··· TASK INPUTS ···

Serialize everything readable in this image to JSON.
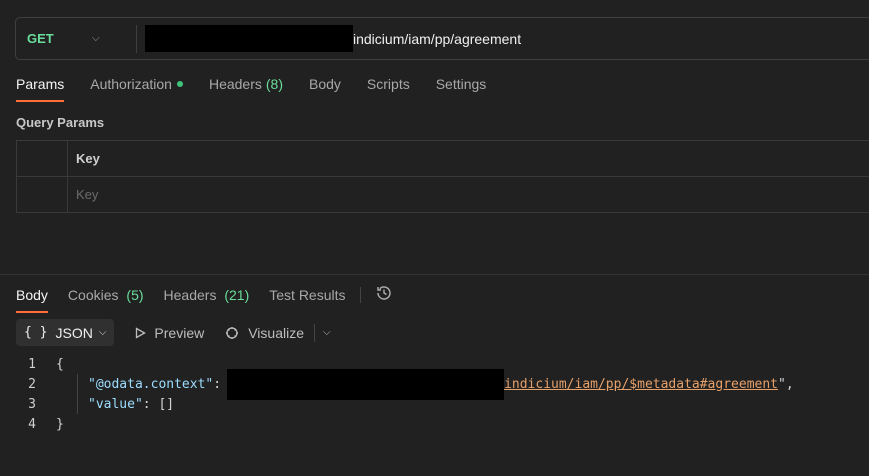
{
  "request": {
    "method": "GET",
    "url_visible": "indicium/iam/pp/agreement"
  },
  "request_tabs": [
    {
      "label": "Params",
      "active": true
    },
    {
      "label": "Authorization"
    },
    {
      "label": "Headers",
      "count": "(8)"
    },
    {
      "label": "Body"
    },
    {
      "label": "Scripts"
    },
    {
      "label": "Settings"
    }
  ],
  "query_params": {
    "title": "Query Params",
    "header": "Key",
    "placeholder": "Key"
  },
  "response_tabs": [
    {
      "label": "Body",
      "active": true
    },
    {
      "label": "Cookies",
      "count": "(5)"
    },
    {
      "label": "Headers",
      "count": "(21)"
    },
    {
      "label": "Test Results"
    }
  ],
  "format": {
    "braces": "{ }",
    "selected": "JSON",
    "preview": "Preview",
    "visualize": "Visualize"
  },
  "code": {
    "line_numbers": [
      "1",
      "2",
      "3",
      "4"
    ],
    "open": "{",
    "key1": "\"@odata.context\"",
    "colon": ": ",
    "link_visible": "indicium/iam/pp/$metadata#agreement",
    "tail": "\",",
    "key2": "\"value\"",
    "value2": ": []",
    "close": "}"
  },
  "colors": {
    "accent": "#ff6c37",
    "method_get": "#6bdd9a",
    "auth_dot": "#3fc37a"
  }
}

···
··· TASK INPUTS ···

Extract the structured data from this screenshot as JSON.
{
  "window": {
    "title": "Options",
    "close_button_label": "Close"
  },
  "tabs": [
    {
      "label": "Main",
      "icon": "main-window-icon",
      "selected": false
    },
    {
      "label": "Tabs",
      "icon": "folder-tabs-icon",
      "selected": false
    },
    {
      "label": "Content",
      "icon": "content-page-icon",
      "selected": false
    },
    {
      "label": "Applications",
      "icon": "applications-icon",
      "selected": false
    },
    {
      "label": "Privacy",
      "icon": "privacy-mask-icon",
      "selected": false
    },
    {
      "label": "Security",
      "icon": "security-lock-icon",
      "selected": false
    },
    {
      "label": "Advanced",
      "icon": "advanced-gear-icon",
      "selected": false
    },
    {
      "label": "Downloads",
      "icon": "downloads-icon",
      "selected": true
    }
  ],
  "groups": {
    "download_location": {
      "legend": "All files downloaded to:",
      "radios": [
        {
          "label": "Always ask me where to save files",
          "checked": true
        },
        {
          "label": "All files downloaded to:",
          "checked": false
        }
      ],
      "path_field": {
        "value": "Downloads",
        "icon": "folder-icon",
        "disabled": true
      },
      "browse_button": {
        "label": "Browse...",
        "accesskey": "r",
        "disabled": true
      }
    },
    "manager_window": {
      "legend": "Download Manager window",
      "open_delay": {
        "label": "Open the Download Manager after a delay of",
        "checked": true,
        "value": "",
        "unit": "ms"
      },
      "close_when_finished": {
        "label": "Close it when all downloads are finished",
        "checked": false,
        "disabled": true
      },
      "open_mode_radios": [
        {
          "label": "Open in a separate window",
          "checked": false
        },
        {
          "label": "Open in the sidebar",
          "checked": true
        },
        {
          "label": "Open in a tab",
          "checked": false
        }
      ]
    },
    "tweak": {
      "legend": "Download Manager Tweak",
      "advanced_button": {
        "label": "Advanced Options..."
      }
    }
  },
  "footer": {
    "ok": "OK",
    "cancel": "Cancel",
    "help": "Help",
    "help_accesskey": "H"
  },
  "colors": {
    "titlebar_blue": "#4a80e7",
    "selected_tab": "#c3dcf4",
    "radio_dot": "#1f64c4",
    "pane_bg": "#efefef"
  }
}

···
··· TASK INPUTS ···

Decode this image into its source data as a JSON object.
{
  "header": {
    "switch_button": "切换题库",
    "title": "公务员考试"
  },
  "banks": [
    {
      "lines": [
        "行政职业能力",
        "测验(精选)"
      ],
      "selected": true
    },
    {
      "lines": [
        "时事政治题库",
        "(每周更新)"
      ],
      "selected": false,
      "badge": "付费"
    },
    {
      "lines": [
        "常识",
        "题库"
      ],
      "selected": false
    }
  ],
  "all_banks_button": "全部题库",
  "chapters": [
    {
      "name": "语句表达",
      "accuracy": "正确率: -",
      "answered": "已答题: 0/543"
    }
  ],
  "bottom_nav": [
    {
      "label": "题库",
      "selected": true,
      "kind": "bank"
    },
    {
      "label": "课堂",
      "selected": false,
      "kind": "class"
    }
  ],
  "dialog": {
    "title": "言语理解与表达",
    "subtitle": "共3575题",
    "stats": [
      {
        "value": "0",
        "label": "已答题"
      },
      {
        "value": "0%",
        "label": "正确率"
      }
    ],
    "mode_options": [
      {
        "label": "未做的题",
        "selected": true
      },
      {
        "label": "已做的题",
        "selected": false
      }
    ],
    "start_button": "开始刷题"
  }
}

···

CHALLENGE – Note how many lines in the listing above hold the string "icon", then give only that figure.

WRITTEN RESPONSE – 9